== REQUIREMENT ==
Locate each line of the material that contains "Amplitude", then return it.

Dataset rows about figures:

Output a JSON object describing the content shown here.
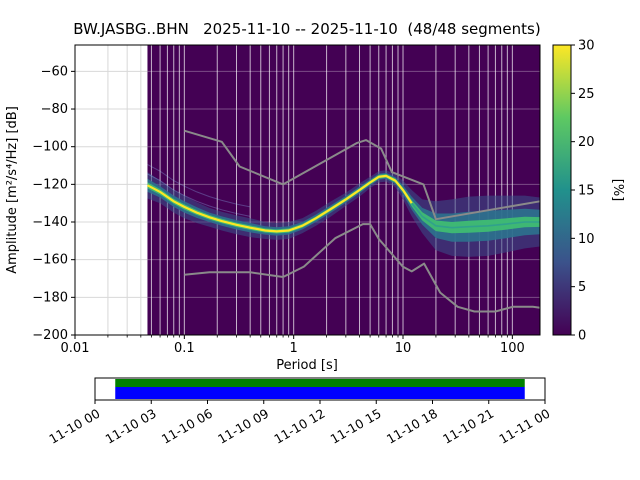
{
  "title": "BW.JASBG..BHN   2025-11-10 -- 2025-11-10  (48/48 segments)",
  "axes": {
    "x_label": "Period [s]",
    "y_label": "Amplitude [m²/s⁴/Hz] [dB]",
    "x_ticks": [
      {
        "v": 0.01,
        "label": "0.01"
      },
      {
        "v": 0.1,
        "label": "0.1"
      },
      {
        "v": 1,
        "label": "1"
      },
      {
        "v": 10,
        "label": "10"
      },
      {
        "v": 100,
        "label": "100"
      }
    ],
    "y_ticks": [
      {
        "v": -200,
        "label": "−200"
      },
      {
        "v": -180,
        "label": "−180"
      },
      {
        "v": -160,
        "label": "−160"
      },
      {
        "v": -140,
        "label": "−140"
      },
      {
        "v": -120,
        "label": "−120"
      },
      {
        "v": -100,
        "label": "−100"
      },
      {
        "v": -80,
        "label": "−80"
      },
      {
        "v": -60,
        "label": "−60"
      }
    ]
  },
  "colorbar": {
    "label": "[%]",
    "min": 0,
    "max": 30,
    "ticks": [
      0,
      5,
      10,
      15,
      20,
      25,
      30
    ],
    "stops": [
      {
        "o": 0,
        "c": "#440154"
      },
      {
        "o": 0.25,
        "c": "#3b528b"
      },
      {
        "o": 0.5,
        "c": "#21918c"
      },
      {
        "o": 0.75,
        "c": "#5ec962"
      },
      {
        "o": 1,
        "c": "#fde725"
      }
    ]
  },
  "timeline": {
    "labels": [
      "11-10 00",
      "11-10 03",
      "11-10 06",
      "11-10 09",
      "11-10 12",
      "11-10 15",
      "11-10 18",
      "11-10 21",
      "11-11 00"
    ],
    "green": "#008000",
    "blue": "#0000ff",
    "coverage_start": 0.045,
    "coverage_end": 0.955
  },
  "chart_data": {
    "type": "heatmap",
    "title": "BW.JASBG..BHN   2025-11-10 -- 2025-11-10  (48/48 segments)",
    "xlabel": "Period [s]",
    "ylabel": "Amplitude [m²/s⁴/Hz] [dB]",
    "x_scale": "log",
    "xlim": [
      0.01,
      179
    ],
    "ylim": [
      -200,
      -46
    ],
    "grid": true,
    "background_color": "#440154",
    "colorbar_label": "[%]",
    "colorbar_range": [
      0,
      30
    ],
    "data_start_period": 0.046,
    "ridge_periods": [
      0.046,
      0.06,
      0.08,
      0.1,
      0.13,
      0.17,
      0.22,
      0.3,
      0.4,
      0.55,
      0.7,
      0.9,
      1.2,
      1.6,
      2.2,
      3.0,
      4.0,
      5.0,
      6.0,
      7.0,
      8.5,
      10,
      12,
      15,
      20,
      28,
      40,
      60,
      90,
      130,
      179
    ],
    "ridge_db": [
      -120.5,
      -124,
      -129,
      -132,
      -135,
      -137.5,
      -139.5,
      -141.5,
      -143,
      -144.5,
      -145,
      -144.5,
      -142,
      -138,
      -133,
      -128,
      -123,
      -119,
      -116,
      -115.5,
      -118,
      -123,
      -130,
      -137,
      -142,
      -143,
      -142.5,
      -142,
      -141,
      -140,
      -140
    ],
    "halfwidth_broad": [
      7,
      6,
      6,
      6,
      5.5,
      5,
      5,
      5,
      5,
      4.5,
      4.5,
      4.5,
      4,
      4,
      4,
      3.5,
      3.5,
      3,
      3,
      3,
      3.5,
      5,
      7,
      9,
      13,
      15,
      16,
      16,
      15,
      14,
      13
    ],
    "halfwidth_mid": [
      3.5,
      3,
      3,
      3,
      2.8,
      2.5,
      2.5,
      2.5,
      2.5,
      2.2,
      2.2,
      2.2,
      2,
      2,
      2,
      1.8,
      1.8,
      1.6,
      1.6,
      1.6,
      1.8,
      2.5,
      3.5,
      4.5,
      6.5,
      7.5,
      8,
      8,
      7.5,
      7,
      6.5
    ],
    "halfwidth_core": [
      1.6,
      1.5,
      1.4,
      1.4,
      1.3,
      1.2,
      1.2,
      1.2,
      1.2,
      1.1,
      1.1,
      1.1,
      1,
      1,
      1,
      1,
      1,
      1,
      1,
      1,
      1.1,
      1.3,
      1.7,
      2.2,
      2.8,
      3,
      3.2,
      3.2,
      3,
      2.8,
      2.6
    ],
    "artifact_offsets": [
      6,
      11
    ],
    "artifact_point_count": 9,
    "band_colors": {
      "broad": "#3b528b",
      "mid": "#2c728e",
      "core": "#3fbc73",
      "ridge": "#fde725",
      "ridge_long": "#2f9e8f"
    },
    "noise_models": {
      "color": "#8a8a8a",
      "nhnm": [
        [
          0.1,
          -91.5
        ],
        [
          0.22,
          -97.4
        ],
        [
          0.32,
          -110.5
        ],
        [
          0.8,
          -120
        ],
        [
          3.8,
          -98
        ],
        [
          4.6,
          -96.5
        ],
        [
          6.3,
          -101
        ],
        [
          7.9,
          -113.5
        ],
        [
          15.4,
          -120
        ],
        [
          20,
          -138.5
        ],
        [
          179,
          -129
        ]
      ],
      "nlnm": [
        [
          0.1,
          -168
        ],
        [
          0.17,
          -166.7
        ],
        [
          0.4,
          -166.7
        ],
        [
          0.8,
          -169.2
        ],
        [
          1.24,
          -163.7
        ],
        [
          2.4,
          -148.6
        ],
        [
          4.3,
          -141.1
        ],
        [
          5,
          -141.1
        ],
        [
          6,
          -149
        ],
        [
          10,
          -163.8
        ],
        [
          12,
          -166.2
        ],
        [
          15.6,
          -162.1
        ],
        [
          21.9,
          -177.5
        ],
        [
          31.6,
          -185
        ],
        [
          45,
          -187.5
        ],
        [
          70,
          -187.5
        ],
        [
          101,
          -185
        ],
        [
          154,
          -185
        ],
        [
          179,
          -185.5
        ]
      ]
    }
  }
}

== SOLUTION TO THE PROBLEM ==
    "y_label": "Amplitude [m²/s⁴/Hz] [dB]",
    "ylabel": "Amplitude [m²/s⁴/Hz] [dB]",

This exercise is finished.